Poursuivez l'extrait consacré à la start-up VitaDX et à son logiciel VisioCyt® après sa dernière phrase.

§ Extrait à lire:
════════════════

En 2015, une fois la méthode d’imagerie brevetée, l’équipe décide de répondre à un appel à projets de maturation de la SATT Paris-Saclay et de l’ONERA (Office national d'études et de recherches aérospatiales) pour réaliser des développements nécessaires au transfert technologique de son invention. Puis, l’équipe réalise qu’elle doit optimiser sa solution : « Nous étions conscients qu’un passage par l’automatisation, grâce au machine learning, était indispensable pour transférer cette découverte scientifique vers un produit technologique innovant, car un œil humain ne peut pas passer en revue des milliers de cellules. Certaines présentent de très petites atypies, ce qui rend le diagnostic délicat », précise Thibaut Troude.

VitaDX, la start-up qui allie les technologies de fluorescence et de machine learning naît dans la foulée. Allan Rodriguez en devient le directeur général, Marie-Pierre Fontaine-Aupart la directrice scientifique, Thibaut Troude le directeur technique, et Pascal Eschwege le directeur médical. Grâce à une première levée de fonds - la start-up en a réalisé quatre en cinq ans, auprès d’investisseurs privés individuels et de fonds d’investissement, pour un montant total de huit millions d’euros - ils recrutent une équipe spécialisée en traitement d’images et en machine learning, ainsi qu’en marketing, avec Charlotte Guinard, ingénieur en biosciences et chef de produit. Elle est en charge du marketing des produits de VitaDX - qui consiste à travailler sur les caractéristiques, le positionnement, et les spécifications du produit -  en particulier VisioCyt®, le logiciel dédié au diagnostic du cancer de la vessie et qui obtient le marquage CE en février 2020. Ce logiciel analyse des cellules provenant d’échantillons urinaires en lumière blanche et en fluorescence grâce à des algorithmes de traitement d’images basés sur de l’intelligence artificielle. Avec la technologie du machine learning, l’analyse s’améliore au fur et à mesure de l’utilisation du logiciel.

════════════════

§ Enregistrements fournis:

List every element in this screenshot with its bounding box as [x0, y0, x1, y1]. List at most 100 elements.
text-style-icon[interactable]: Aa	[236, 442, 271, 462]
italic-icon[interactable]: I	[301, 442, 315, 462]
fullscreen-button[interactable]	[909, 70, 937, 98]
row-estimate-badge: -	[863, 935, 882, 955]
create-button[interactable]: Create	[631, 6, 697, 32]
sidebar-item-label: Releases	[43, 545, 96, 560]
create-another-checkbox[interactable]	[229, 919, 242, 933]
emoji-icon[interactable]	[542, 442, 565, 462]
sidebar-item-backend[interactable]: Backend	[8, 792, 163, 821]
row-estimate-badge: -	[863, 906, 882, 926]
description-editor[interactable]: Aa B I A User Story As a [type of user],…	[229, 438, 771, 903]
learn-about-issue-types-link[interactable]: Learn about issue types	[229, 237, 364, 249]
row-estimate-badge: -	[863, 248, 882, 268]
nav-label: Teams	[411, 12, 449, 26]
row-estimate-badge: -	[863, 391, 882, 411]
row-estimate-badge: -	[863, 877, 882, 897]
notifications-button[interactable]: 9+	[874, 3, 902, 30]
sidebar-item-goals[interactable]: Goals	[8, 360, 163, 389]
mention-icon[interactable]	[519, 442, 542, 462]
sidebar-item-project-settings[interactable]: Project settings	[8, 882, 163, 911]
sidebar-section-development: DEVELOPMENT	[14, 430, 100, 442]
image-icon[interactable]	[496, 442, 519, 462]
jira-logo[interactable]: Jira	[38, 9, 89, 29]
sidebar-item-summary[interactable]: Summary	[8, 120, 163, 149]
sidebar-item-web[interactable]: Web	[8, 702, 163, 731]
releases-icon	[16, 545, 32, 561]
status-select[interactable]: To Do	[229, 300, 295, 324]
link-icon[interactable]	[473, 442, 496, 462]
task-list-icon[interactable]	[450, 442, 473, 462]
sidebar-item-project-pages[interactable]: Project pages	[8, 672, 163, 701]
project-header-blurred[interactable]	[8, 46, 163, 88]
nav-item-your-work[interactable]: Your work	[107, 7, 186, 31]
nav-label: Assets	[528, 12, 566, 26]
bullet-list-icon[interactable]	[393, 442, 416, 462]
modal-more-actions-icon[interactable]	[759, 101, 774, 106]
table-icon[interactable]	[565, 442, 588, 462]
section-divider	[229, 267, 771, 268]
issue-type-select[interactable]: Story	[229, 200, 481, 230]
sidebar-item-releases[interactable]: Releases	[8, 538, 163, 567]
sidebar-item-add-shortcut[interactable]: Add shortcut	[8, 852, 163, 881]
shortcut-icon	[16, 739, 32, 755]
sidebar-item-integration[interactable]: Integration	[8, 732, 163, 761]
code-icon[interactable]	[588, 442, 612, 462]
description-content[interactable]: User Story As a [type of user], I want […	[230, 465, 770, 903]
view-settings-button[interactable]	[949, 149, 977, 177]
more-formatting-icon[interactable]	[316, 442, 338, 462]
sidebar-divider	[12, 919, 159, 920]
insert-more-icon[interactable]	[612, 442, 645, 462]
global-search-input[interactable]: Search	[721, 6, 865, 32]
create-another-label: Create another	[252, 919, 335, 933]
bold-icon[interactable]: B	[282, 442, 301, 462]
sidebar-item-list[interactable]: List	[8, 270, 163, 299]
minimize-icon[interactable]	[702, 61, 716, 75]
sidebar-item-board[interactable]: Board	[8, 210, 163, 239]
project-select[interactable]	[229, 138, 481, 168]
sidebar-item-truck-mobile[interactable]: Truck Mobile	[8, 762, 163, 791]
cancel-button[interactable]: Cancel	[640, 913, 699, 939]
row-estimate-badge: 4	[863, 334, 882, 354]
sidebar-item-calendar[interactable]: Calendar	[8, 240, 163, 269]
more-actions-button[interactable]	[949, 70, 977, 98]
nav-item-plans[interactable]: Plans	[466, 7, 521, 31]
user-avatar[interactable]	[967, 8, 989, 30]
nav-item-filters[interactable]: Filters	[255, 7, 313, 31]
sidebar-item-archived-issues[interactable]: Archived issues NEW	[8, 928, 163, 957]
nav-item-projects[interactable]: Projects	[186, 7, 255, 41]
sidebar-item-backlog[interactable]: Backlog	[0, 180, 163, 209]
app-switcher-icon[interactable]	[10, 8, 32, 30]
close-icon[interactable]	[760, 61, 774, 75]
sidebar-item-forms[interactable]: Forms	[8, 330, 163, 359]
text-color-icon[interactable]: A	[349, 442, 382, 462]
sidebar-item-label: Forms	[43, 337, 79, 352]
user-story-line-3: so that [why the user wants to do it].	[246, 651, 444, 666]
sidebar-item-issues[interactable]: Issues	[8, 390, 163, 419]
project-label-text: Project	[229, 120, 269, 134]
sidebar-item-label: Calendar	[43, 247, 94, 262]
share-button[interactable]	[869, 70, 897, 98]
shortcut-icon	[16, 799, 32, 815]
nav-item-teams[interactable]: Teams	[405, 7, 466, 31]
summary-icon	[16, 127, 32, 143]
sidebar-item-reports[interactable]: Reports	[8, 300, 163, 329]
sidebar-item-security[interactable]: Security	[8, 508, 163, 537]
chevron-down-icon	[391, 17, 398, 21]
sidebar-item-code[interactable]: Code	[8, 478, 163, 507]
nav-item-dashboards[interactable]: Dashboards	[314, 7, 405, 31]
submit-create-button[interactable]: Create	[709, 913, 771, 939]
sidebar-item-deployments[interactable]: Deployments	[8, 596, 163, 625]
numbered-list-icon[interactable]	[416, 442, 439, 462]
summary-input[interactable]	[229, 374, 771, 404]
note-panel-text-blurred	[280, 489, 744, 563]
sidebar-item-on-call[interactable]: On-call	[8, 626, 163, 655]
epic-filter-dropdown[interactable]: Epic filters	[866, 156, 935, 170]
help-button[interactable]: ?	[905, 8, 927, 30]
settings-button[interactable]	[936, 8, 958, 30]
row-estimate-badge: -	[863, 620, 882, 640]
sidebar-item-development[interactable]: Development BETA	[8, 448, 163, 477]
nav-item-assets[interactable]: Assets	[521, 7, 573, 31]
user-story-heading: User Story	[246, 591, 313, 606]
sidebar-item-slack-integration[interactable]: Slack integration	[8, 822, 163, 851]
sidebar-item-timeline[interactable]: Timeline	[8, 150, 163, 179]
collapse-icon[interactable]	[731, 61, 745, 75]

════════════════

§ Corrigé de l'exercice:
Une start-up en pleine expansion et débordante d’ambitions

Aujourd’hui, la start-up compte vingt employés : développeurs, data scientists, biologistes, marketeurs, ou encore qualiticiens, basés à Paris 15e et à Rennes. Les financements obtenus par l’entreprise ont notamment permis de réaliser un premier essai clinique de collecte de données sur lesquelles les algorithmes ont appris. « Nous collaborons actuellement avec plusieurs hôpitaux partenaires, qui nous fournissent des échantillons urinaires pour mettre en œuvre notre solution dans un environnement de contrôle, au sein de notre plateau technique, afin de réaliser les analyses en conditions réelles », commente Charlotte Guinard. La start-up collaborera également avec de grands laboratoires d’analyse centralisés. « Nous avons signé un accord de pré-commercialisation avec Cerba, un des plus grands laboratoires européens, présent dans de nombreux pays, et nous sommes aussi en discussion avec d’autres structures européennes », précise Charlotte Guinard.

VitaDX s’intéresse par ailleurs au marché américain et a déjà noué des liens avec quelques laboratoires certifiés CLIA (Clinical Laboratory Improvement Amendments) afin de déployer sa solution sur le territoire. La start-up travaille sur une stratégie règlementaire pour obtenir une approbation de la Food and Drug Administration (FDA).  Et enfin, comme la technologie de VitaDX peut être adaptée à la détection de maladies pour différents organes, l’équipe pense déjà à étendre sa solution pour le diagnostic d’autres cancers en phase précoce. « Il faudra bien sûr que nous étudions, en accord avec nos investisseurs, le marché et ses besoins en amont, avant de lancer ce type de stratégie. Mais nous sommes confiants dans les multiples opportunités qu’offre VisioCyt® », conclut Thibaut Troude.